Task to complete | Please list every company or organization named in the tube conveyor passage below.

Source text |
There the largest tube conveyor in the world was installed. The conveyor links the harbour at Barcelona with a platform that is situated over a kilometre out to sea. More than 2000 tons of petrol coke, an intermediate product of oil production, are transported every hour on a ContiTech tube belt to this platform and discharged into cargo ships. This “off-shore” method of loading large ships is economic: “A cargo ship holding 60,000 tons can be loaded in only a day or two with this conveyor. So we not only shorten the effective docking time, but make sure that costly port charges do not become due in the first place” sums up Fischer.
The conveyor belt moves at more than four metres per second. An engine with a power output of 880 kilowatts acts as the drive unit. The constructor of this conveyor – ordered by SINCOR, an oil conglomerate based in Venezuela – is MAN TAKRAF Inc., Denver, Colorado. Project leader Gerhard Hertel is very pleased with the ContiTech solution: “Right from the start the functioning of the belt was excellent. The outstanding running properties of the belt enabled us to start up the whole conveyor in a very short time. So our customer was able to complete the acceptance testing very quickly.”
The tube conveyor system is particularly suitable for such applications: The conveyor belt wraps itself like a tube around the material being conveyed. So the system protects the environment, because chemicals and other hazardous goods no longer come into direct contact with their surroundings. The routing with vertical and horizontal bends does away with the need for transfer points. Noise emissions, airborne dust and wear are also minimised. Moreover, tube belt systems are very economic to run: no covering structures are necessary. And a compact design can be used for the entire route.

[Stored items from a collection]
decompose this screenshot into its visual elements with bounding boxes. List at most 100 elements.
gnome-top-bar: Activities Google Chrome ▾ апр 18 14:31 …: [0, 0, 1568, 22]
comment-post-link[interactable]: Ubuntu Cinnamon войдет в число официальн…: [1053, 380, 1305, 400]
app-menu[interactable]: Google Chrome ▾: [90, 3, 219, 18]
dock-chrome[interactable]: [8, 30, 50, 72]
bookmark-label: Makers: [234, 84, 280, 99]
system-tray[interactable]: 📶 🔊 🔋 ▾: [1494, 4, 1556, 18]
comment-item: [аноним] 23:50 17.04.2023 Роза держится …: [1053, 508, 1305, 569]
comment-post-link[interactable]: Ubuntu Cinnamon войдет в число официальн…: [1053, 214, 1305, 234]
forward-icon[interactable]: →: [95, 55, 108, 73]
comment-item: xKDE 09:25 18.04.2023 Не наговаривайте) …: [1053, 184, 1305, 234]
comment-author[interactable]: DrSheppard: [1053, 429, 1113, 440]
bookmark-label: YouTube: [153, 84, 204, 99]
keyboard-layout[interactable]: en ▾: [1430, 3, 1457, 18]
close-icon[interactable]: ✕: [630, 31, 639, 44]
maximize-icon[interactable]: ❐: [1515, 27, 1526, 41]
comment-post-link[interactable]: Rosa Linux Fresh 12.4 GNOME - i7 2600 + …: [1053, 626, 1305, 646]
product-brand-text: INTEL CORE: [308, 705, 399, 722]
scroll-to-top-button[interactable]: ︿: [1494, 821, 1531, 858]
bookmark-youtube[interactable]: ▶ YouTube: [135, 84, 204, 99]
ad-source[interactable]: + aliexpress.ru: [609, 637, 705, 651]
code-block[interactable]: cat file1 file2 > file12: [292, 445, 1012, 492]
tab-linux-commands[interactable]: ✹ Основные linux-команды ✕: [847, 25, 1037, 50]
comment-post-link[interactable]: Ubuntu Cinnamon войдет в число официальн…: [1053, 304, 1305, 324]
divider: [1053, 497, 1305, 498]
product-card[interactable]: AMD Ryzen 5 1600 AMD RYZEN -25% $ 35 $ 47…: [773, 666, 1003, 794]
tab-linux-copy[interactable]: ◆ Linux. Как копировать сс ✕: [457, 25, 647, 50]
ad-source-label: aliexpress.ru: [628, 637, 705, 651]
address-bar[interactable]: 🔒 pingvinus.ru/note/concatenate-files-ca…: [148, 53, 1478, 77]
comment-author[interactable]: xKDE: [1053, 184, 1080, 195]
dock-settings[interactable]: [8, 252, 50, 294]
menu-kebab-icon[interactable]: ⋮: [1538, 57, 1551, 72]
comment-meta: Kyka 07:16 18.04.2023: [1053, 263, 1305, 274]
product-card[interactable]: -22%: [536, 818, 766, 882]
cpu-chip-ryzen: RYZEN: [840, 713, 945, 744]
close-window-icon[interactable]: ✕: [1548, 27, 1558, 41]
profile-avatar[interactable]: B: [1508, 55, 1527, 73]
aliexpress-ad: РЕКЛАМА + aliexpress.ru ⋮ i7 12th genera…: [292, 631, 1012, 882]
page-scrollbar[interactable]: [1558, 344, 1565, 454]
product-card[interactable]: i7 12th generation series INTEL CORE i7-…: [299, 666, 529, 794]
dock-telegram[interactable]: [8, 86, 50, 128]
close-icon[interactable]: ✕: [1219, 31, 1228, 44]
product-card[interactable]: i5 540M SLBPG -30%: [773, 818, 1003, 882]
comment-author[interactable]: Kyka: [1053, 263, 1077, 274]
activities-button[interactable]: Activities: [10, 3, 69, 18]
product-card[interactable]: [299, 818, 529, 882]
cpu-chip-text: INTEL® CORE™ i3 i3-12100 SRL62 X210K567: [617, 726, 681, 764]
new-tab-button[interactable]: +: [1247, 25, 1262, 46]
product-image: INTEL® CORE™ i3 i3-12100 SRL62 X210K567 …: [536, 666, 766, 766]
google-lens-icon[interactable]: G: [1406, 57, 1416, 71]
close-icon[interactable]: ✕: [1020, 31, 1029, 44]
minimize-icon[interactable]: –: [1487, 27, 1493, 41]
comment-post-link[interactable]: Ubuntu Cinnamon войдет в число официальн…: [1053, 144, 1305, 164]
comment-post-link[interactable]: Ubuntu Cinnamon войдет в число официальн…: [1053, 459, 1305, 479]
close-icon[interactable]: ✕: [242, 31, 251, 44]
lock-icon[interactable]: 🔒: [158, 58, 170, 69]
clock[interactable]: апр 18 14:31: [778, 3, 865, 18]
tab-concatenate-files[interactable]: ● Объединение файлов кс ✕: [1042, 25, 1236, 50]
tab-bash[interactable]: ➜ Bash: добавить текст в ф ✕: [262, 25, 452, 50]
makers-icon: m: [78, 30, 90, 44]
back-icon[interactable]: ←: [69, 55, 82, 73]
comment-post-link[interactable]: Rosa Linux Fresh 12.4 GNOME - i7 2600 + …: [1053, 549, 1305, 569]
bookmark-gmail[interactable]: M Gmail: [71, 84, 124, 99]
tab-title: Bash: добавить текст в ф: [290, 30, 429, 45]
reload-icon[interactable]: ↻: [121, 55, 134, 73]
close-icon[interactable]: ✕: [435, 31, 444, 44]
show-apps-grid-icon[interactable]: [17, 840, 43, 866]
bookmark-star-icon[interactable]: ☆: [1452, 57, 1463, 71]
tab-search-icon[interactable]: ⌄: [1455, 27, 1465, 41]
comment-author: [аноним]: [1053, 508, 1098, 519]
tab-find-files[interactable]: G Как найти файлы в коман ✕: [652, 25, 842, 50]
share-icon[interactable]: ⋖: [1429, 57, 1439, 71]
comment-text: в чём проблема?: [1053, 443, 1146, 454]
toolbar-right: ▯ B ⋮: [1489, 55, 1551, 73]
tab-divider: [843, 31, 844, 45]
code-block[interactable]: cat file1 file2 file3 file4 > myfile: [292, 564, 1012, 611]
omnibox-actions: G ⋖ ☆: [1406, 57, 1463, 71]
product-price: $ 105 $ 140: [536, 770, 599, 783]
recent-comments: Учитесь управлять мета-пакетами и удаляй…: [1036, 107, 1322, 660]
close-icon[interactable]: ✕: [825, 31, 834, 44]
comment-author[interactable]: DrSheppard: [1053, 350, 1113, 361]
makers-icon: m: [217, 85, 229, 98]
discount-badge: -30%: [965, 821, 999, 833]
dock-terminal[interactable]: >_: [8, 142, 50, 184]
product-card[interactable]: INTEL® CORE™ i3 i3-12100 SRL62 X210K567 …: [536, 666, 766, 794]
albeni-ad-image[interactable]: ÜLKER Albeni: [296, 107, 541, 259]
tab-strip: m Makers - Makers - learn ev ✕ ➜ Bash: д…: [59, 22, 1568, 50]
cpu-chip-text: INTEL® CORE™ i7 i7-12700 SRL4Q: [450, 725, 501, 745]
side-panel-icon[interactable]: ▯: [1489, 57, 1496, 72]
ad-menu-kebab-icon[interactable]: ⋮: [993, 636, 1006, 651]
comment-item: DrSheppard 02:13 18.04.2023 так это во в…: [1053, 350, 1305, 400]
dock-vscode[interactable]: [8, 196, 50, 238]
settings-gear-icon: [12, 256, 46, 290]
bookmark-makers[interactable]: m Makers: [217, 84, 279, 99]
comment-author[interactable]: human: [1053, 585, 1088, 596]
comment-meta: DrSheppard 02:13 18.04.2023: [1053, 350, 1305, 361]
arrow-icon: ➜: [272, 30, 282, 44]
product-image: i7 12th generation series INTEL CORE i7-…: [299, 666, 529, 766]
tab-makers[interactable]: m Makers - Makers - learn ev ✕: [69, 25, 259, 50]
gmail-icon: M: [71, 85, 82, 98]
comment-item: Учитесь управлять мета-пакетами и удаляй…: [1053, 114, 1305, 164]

Written solution |
ContiTech
SINCOR
MAN TAKRAF Inc.